— START OF DOCUMENT PASSAGE —

1.2.1 Training Data Collection Using QGIS¶

1 Background¶

Training data is instrumental to supervised image classification. The training dataset is a labeled set of data that is used to inform or “train” a classifier. The trained classifier can then be applied to new data to create a classification. For example, land cover training data will contain examples of each class in the study’s legend. Based on these labels, the classifier can predict the most likely land cover class for each pixel in an image. This is an example of a categorical classification and the training labels are therefore categorical. By contrast, a continuous variable (e.g. percent tree cover) can be predicted using continuous training labels.

This tutorial will demonstrate how to collect categorical training data for land cover classification using QGIS. Users should adjust the various components to match their project objectives. Here, the process is demonstrated for the country of Colombia and for a simple legend of four land cover classes: Forest, Water, Herbaceous, and Developed.

1.1 QGIS¶

Quantum GIS (QGIS) is an open source GIS software that runs on Windows, Linux, and Mac OS X. Users should consult the QGIS webpage for background information and installation instructions. Since there are many different ways to install QGIS, depending on your operating system, installation instructions will not be detailed here. If users are not able to install QGIS we recommend switching to Module 1.2.2 Training Data Collection Using Google Earth Engine.

This tutorial is based on the longterm release Version 3.10.10. For the core features of this tutorial, users will only need QGIS installed and an internet connection. For use of all the plugins described in this tutorial, users will need accounts with Google Earth Engine and Planet

2 Learning Objectives¶

At the end of this exercise, you will be able to:

Create a new shapefile layer in QGIS.
Load multiple sources of high resolution imagery to use as reference.
Collect training data for a categorical classification.

— END OF DOCUMENT PASSAGE —

= ACTIONS TO TAKE =
#1 Answer these questions about the QGIS tutorial, one per line:
(a) In which country is the collection process demonstrated?
(b) Which QGIS release is the tutorial based on?
(c) Which module is recommended for users who cannot install QGIS?
#2 Rewrite the stretch of the QGIS tutorial from "This tutorial will" through "Herbaceous, and Developed.", putting "Urban" in place of "Developed".

— START OF RECORDED DATA —

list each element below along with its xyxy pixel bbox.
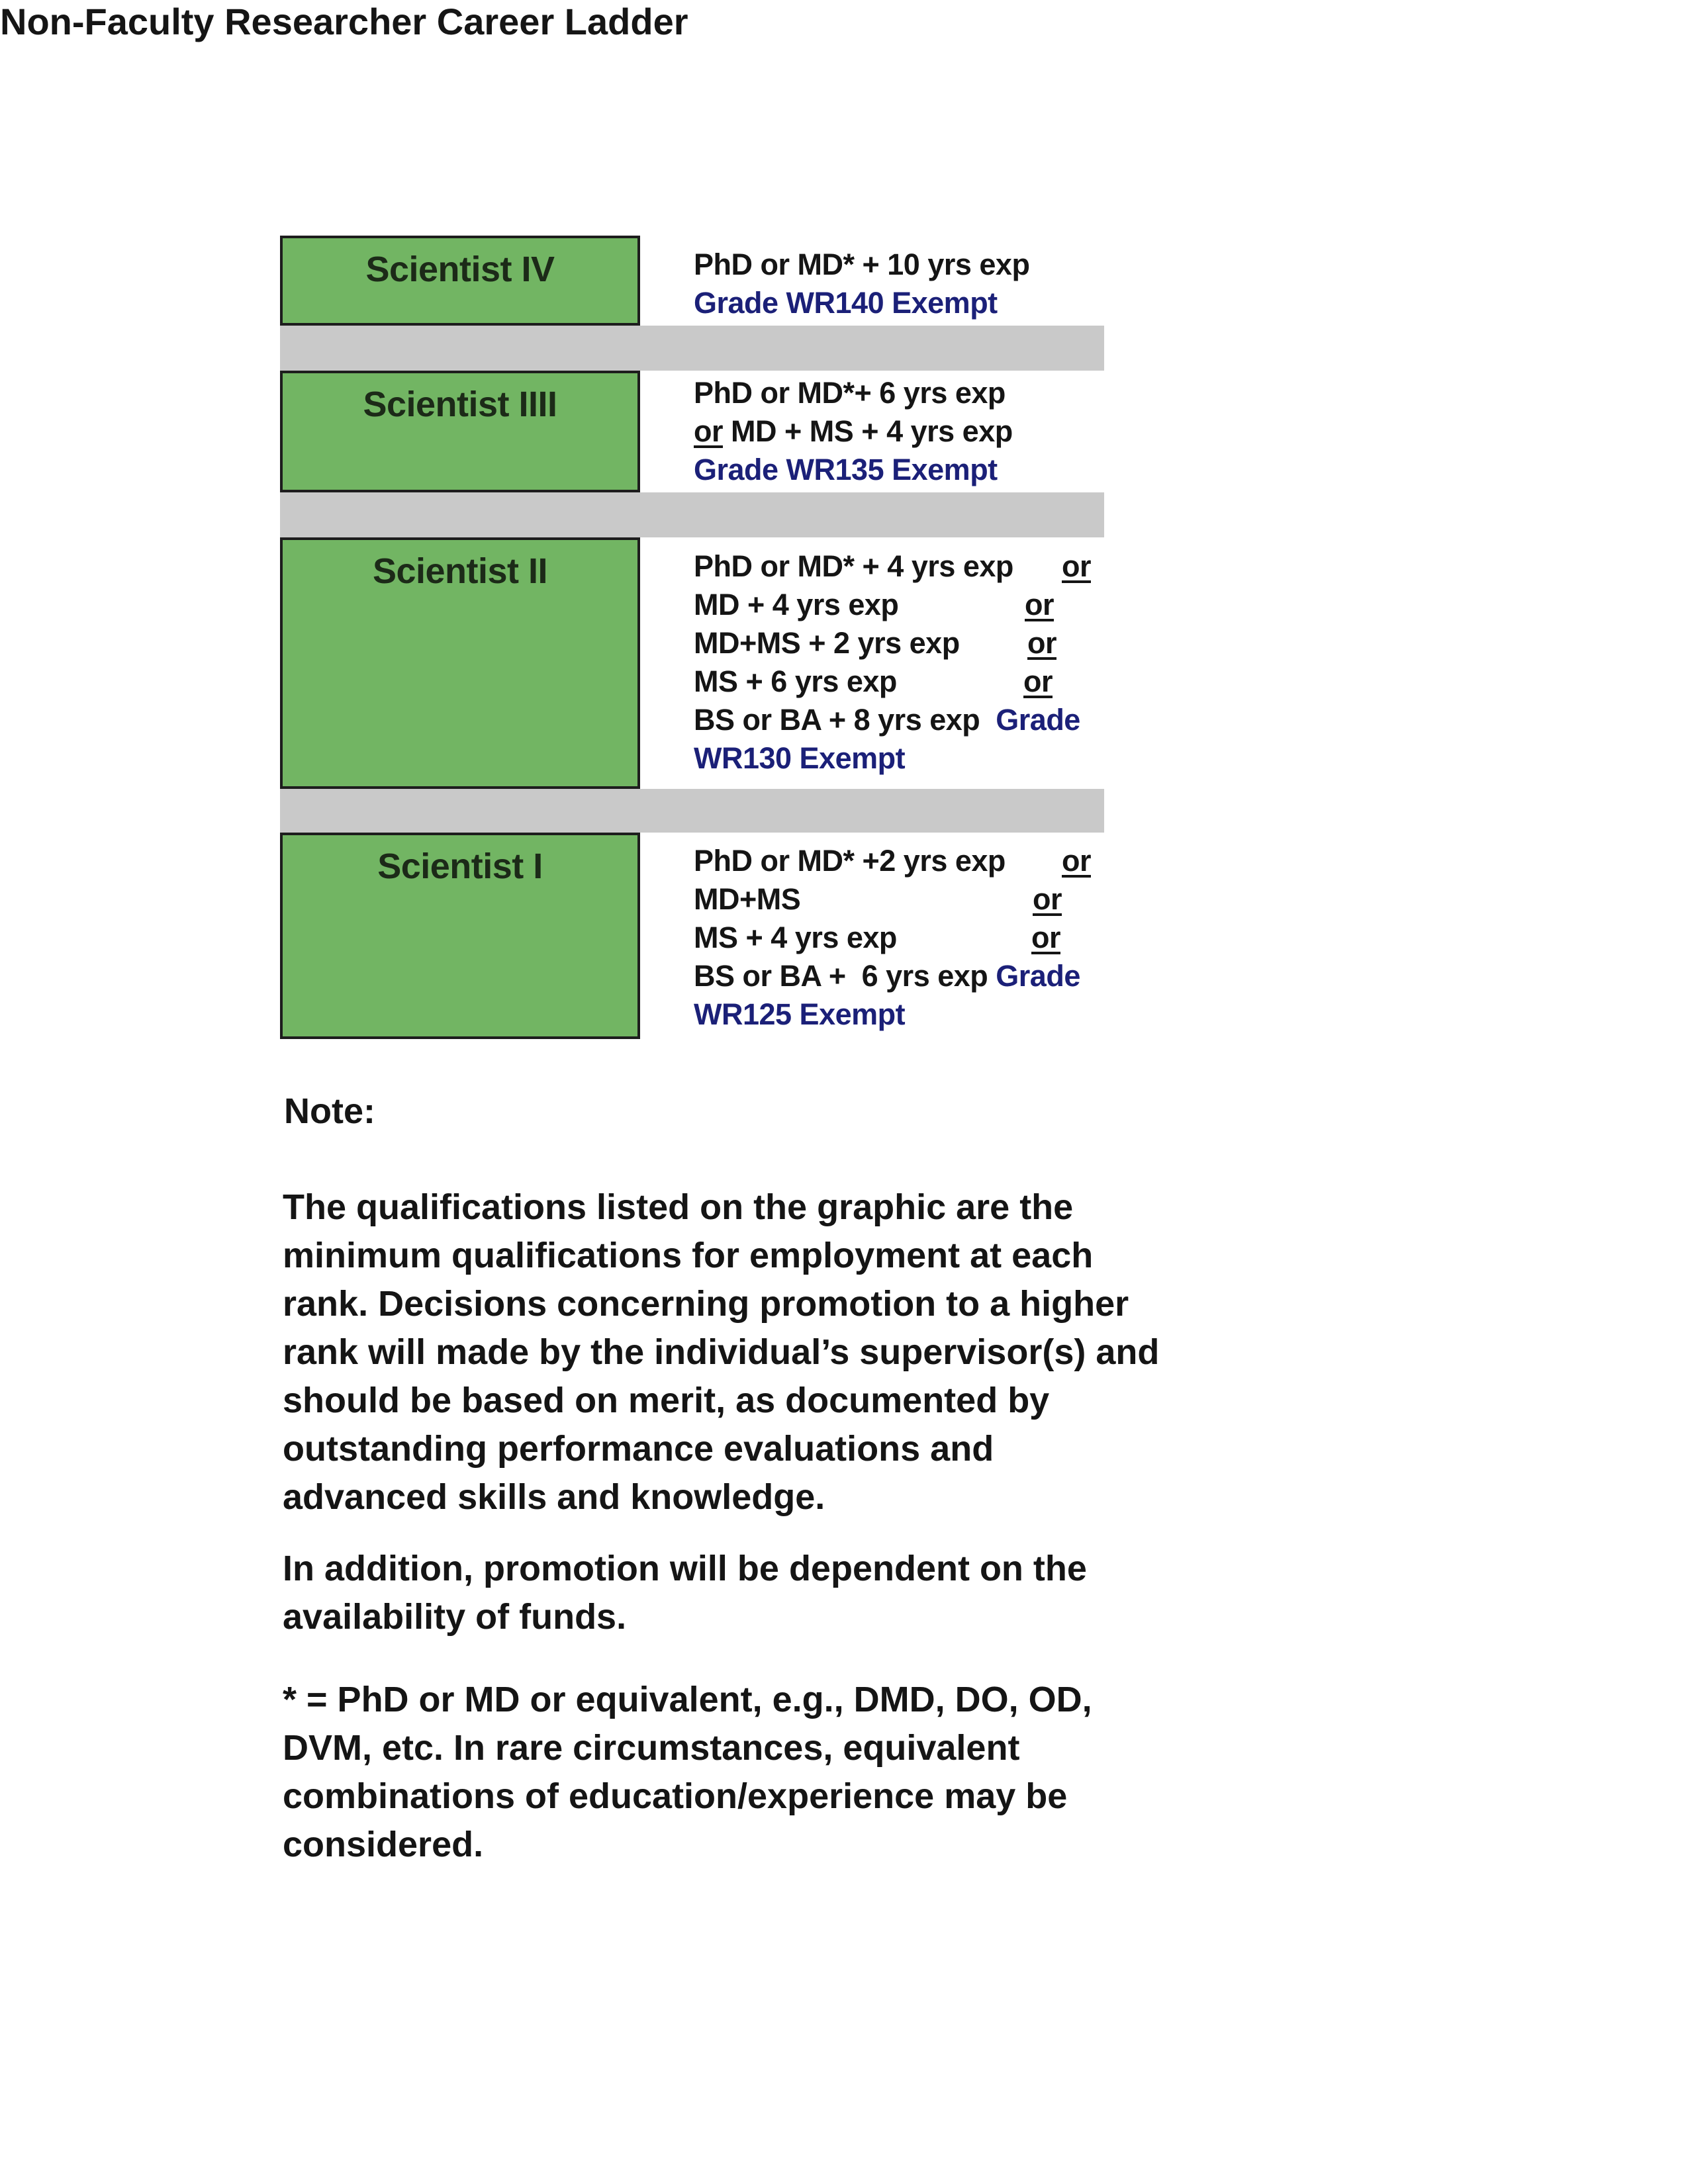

— END OF RECORDED DATA —

= WRITTEN RESPONSES =
#1
(a) Colombia
(b) The longterm release Version 3.10.10
(c) Module 1.2.2 Training Data Collection Using Google Earth Engine

#2
This tutorial will demonstrate how to collect categorical training data for land cover classification using QGIS. Users should adjust the various components to match their project objectives. Here, the process is demonstrated for the country of Colombia and for a simple legend of four land cover classes: Forest, Water, Herbaceous, and Urban.